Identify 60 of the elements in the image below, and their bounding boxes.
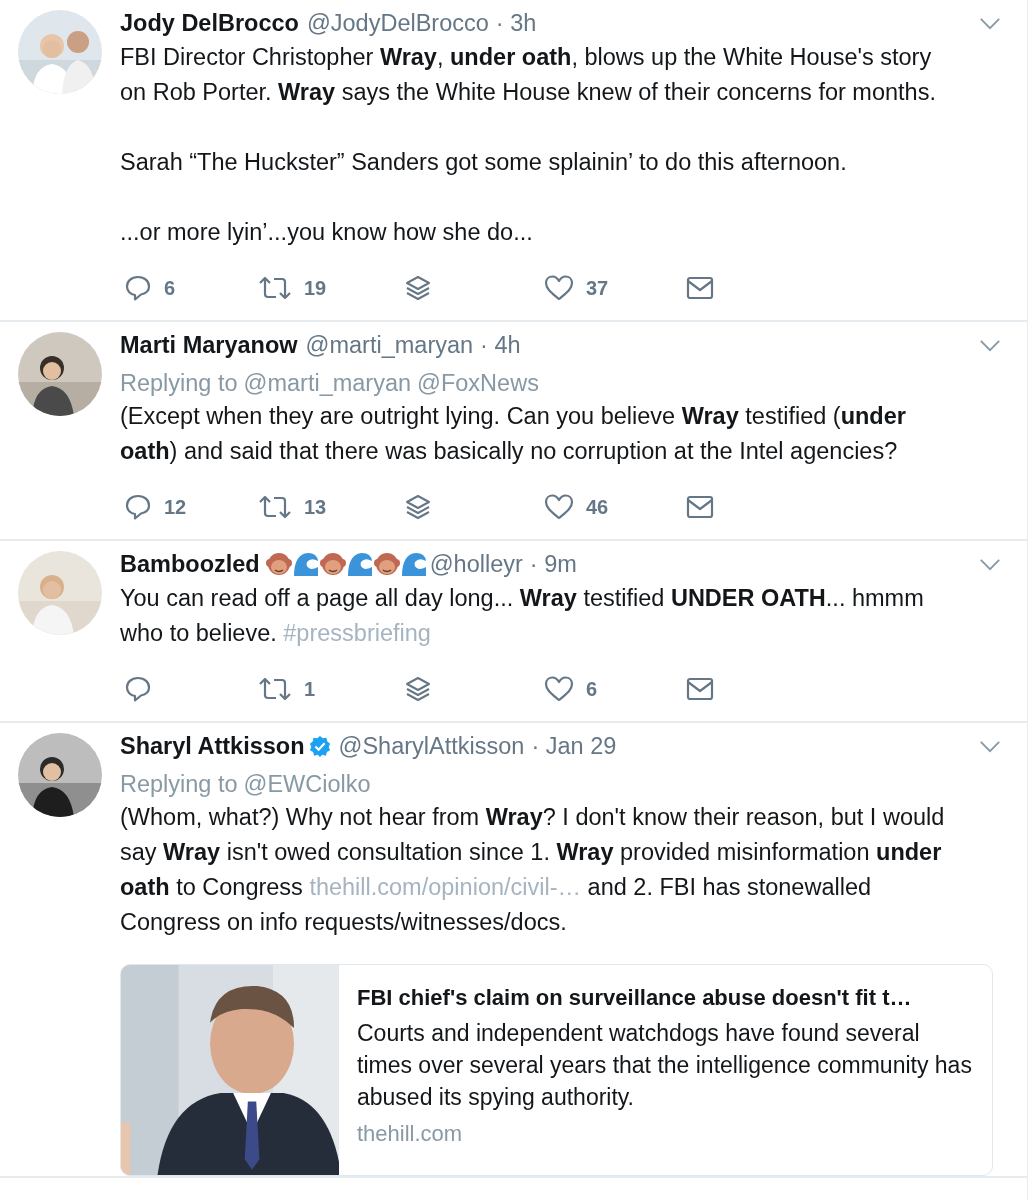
stack-icon[interactable] <box>404 675 432 703</box>
like-count: 6 <box>586 677 598 701</box>
timestamp[interactable]: · 9m <box>529 550 577 578</box>
wave-icon <box>400 551 427 577</box>
reply-icon[interactable] <box>124 493 152 521</box>
mention-link[interactable]: @FoxNews <box>417 370 539 397</box>
mail-icon[interactable] <box>686 495 714 519</box>
reply-icon[interactable] <box>124 675 152 703</box>
mention-link[interactable]: @marti_maryan <box>243 370 412 397</box>
retweet-icon[interactable] <box>258 675 292 703</box>
tweet-text: (Whom, what?) Why not hear from Wray? I don't know their reason, but I would say Wray isn't owed consultation since 1. Wray provided misinformation under oath to Congress thehill.com/opinion/civil-… and 2. FBI has stonewalled Congress on info requests/witnesses/docs. <box>120 803 946 937</box>
tweet-text: (Except when they are outright lying. Can you believe Wray testified (under oath) and said that there was basically no corruption at the Intel agencies? <box>120 402 907 466</box>
chevron-down-icon[interactable] <box>979 338 1001 352</box>
wave-icon <box>292 551 319 577</box>
retweet-icon[interactable] <box>258 493 292 521</box>
wave-icon <box>346 551 373 577</box>
user-handle[interactable]: @marti_maryan <box>305 331 474 359</box>
retweet-count: 13 <box>304 495 327 519</box>
heart-icon[interactable] <box>544 493 574 521</box>
chevron-down-icon[interactable] <box>979 16 1001 30</box>
tweet-text: FBI Director Christopher Wray, under oath, blows up the White House's story on Rob Porter. Wray says the White House knew of their concerns for months. <box>120 43 937 107</box>
display-name[interactable]: Bamboozled <box>120 550 260 578</box>
timestamp[interactable]: · 3h <box>495 9 537 37</box>
monkey-icon <box>265 551 292 577</box>
reply-count: 6 <box>164 276 176 300</box>
retweet-count: 19 <box>304 276 327 300</box>
tweet-text: ...or more lyin’...you know how she do... <box>120 218 534 247</box>
chevron-down-icon[interactable] <box>979 739 1001 753</box>
display-name[interactable]: Sharyl Attkisson <box>120 732 305 760</box>
timestamp[interactable]: · Jan 29 <box>531 732 617 760</box>
like-count: 46 <box>586 495 609 519</box>
tweet-text: You can read off a page all day long... Wray testified UNDER OATH... hmmm who to believe. #pressbriefing <box>120 584 925 648</box>
retweet-count: 1 <box>304 677 316 701</box>
heart-icon[interactable] <box>544 675 574 703</box>
retweet-icon[interactable] <box>258 274 292 302</box>
replying-to-label: Replying to <box>120 771 238 798</box>
mail-icon[interactable] <box>686 276 714 300</box>
stack-icon[interactable] <box>404 493 432 521</box>
heart-icon[interactable] <box>544 274 574 302</box>
card-description: Courts and independent watchdogs have found several times over several years that the intelligence community has abused its spying authority. <box>357 1019 973 1112</box>
reply-count: 12 <box>164 495 187 519</box>
user-handle[interactable]: @JodyDelBrocco <box>306 9 489 37</box>
stack-icon[interactable] <box>404 274 432 302</box>
timestamp[interactable]: · 4h <box>480 331 521 359</box>
card-title: FBI chief's claim on surveillance abuse doesn't fit t… <box>357 985 913 1011</box>
like-count: 37 <box>586 276 609 300</box>
reply-icon[interactable] <box>124 274 152 302</box>
monkey-icon <box>373 551 400 577</box>
monkey-icon <box>319 551 346 577</box>
mention-link[interactable]: @EWCiolko <box>243 771 371 798</box>
display-name[interactable]: Marti Maryanow <box>120 331 298 359</box>
mail-icon[interactable] <box>686 677 714 701</box>
user-handle[interactable]: @SharylAttkisson <box>338 732 525 760</box>
tweet-text: Sarah “The Huckster” Sanders got some splainin’ to do this afternoon. <box>120 148 848 177</box>
chevron-down-icon[interactable] <box>979 557 1001 571</box>
link-card[interactable] <box>120 964 993 1176</box>
display-name[interactable]: Jody DelBrocco <box>120 9 299 37</box>
user-handle[interactable]: @holleyr <box>429 550 523 578</box>
replying-to-label: Replying to <box>120 370 238 397</box>
card-domain: thehill.com <box>357 1121 464 1147</box>
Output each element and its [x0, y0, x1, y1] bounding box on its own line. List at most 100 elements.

■ ■ ■

Copy every line above word for word, leaving out the pictures.

Identify 60 of the elements in the image below, and their bounding boxes.
stack-icon[interactable] <box>404 675 432 703</box>
like-count: 6 <box>586 677 598 701</box>
timestamp[interactable]: · 9m <box>529 550 577 578</box>
wave-icon <box>400 551 427 577</box>
reply-icon[interactable] <box>124 493 152 521</box>
mention-link[interactable]: @FoxNews <box>417 370 539 397</box>
mail-icon[interactable] <box>686 495 714 519</box>
reply-icon[interactable] <box>124 675 152 703</box>
mention-link[interactable]: @marti_maryan <box>243 370 412 397</box>
retweet-icon[interactable] <box>258 675 292 703</box>
tweet-text: (Whom, what?) Why not hear from Wray? I don't know their reason, but I would say Wray isn't owed consultation since 1. Wray provided misinformation under oath to Congress thehill.com/opinion/civil-… and 2. FBI has stonewalled Congress on info requests/witnesses/docs. <box>120 803 946 937</box>
tweet-text: (Except when they are outright lying. Can you believe Wray testified (under oath) and said that there was basically no corruption at the Intel agencies? <box>120 402 907 466</box>
chevron-down-icon[interactable] <box>979 338 1001 352</box>
wave-icon <box>292 551 319 577</box>
retweet-icon[interactable] <box>258 493 292 521</box>
wave-icon <box>346 551 373 577</box>
user-handle[interactable]: @marti_maryan <box>305 331 474 359</box>
retweet-count: 13 <box>304 495 327 519</box>
heart-icon[interactable] <box>544 493 574 521</box>
chevron-down-icon[interactable] <box>979 16 1001 30</box>
tweet-text: FBI Director Christopher Wray, under oath, blows up the White House's story on Rob Porter. Wray says the White House knew of their concerns for months. <box>120 43 937 107</box>
display-name[interactable]: Bamboozled <box>120 550 260 578</box>
timestamp[interactable]: · 3h <box>495 9 537 37</box>
monkey-icon <box>265 551 292 577</box>
reply-count: 6 <box>164 276 176 300</box>
retweet-count: 19 <box>304 276 327 300</box>
tweet-text: ...or more lyin’...you know how she do... <box>120 218 534 247</box>
chevron-down-icon[interactable] <box>979 739 1001 753</box>
display-name[interactable]: Sharyl Attkisson <box>120 732 305 760</box>
timestamp[interactable]: · Jan 29 <box>531 732 617 760</box>
like-count: 46 <box>586 495 609 519</box>
tweet-text: You can read off a page all day long... Wray testified UNDER OATH... hmmm who to believe. #pressbriefing <box>120 584 925 648</box>
retweet-count: 1 <box>304 677 316 701</box>
heart-icon[interactable] <box>544 675 574 703</box>
retweet-icon[interactable] <box>258 274 292 302</box>
replying-to-label: Replying to <box>120 771 238 798</box>
mail-icon[interactable] <box>686 276 714 300</box>
stack-icon[interactable] <box>404 493 432 521</box>
heart-icon[interactable] <box>544 274 574 302</box>
card-description: Courts and independent watchdogs have found several times over several years that the intelligence community has abused its spying authority. <box>357 1019 973 1112</box>
reply-count: 12 <box>164 495 187 519</box>
user-handle[interactable]: @JodyDelBrocco <box>306 9 489 37</box>
stack-icon[interactable] <box>404 274 432 302</box>
timestamp[interactable]: · 4h <box>480 331 521 359</box>
card-title: FBI chief's claim on surveillance abuse doesn't fit t… <box>357 985 913 1011</box>
like-count: 37 <box>586 276 609 300</box>
reply-icon[interactable] <box>124 274 152 302</box>
monkey-icon <box>373 551 400 577</box>
monkey-icon <box>319 551 346 577</box>
mention-link[interactable]: @EWCiolko <box>243 771 371 798</box>
display-name[interactable]: Marti Maryanow <box>120 331 298 359</box>
mail-icon[interactable] <box>686 677 714 701</box>
user-handle[interactable]: @SharylAttkisson <box>338 732 525 760</box>
tweet-text: Sarah “The Huckster” Sanders got some splainin’ to do this afternoon. <box>120 148 848 177</box>
chevron-down-icon[interactable] <box>979 557 1001 571</box>
link-card[interactable] <box>120 964 993 1176</box>
display-name[interactable]: Jody DelBrocco <box>120 9 299 37</box>
user-handle[interactable]: @holleyr <box>429 550 523 578</box>
replying-to-label: Replying to <box>120 370 238 397</box>
card-domain: thehill.com <box>357 1121 464 1147</box>
Output each element and its [x0, y0, x1, y1] bounding box on its own line. List at most 100 elements.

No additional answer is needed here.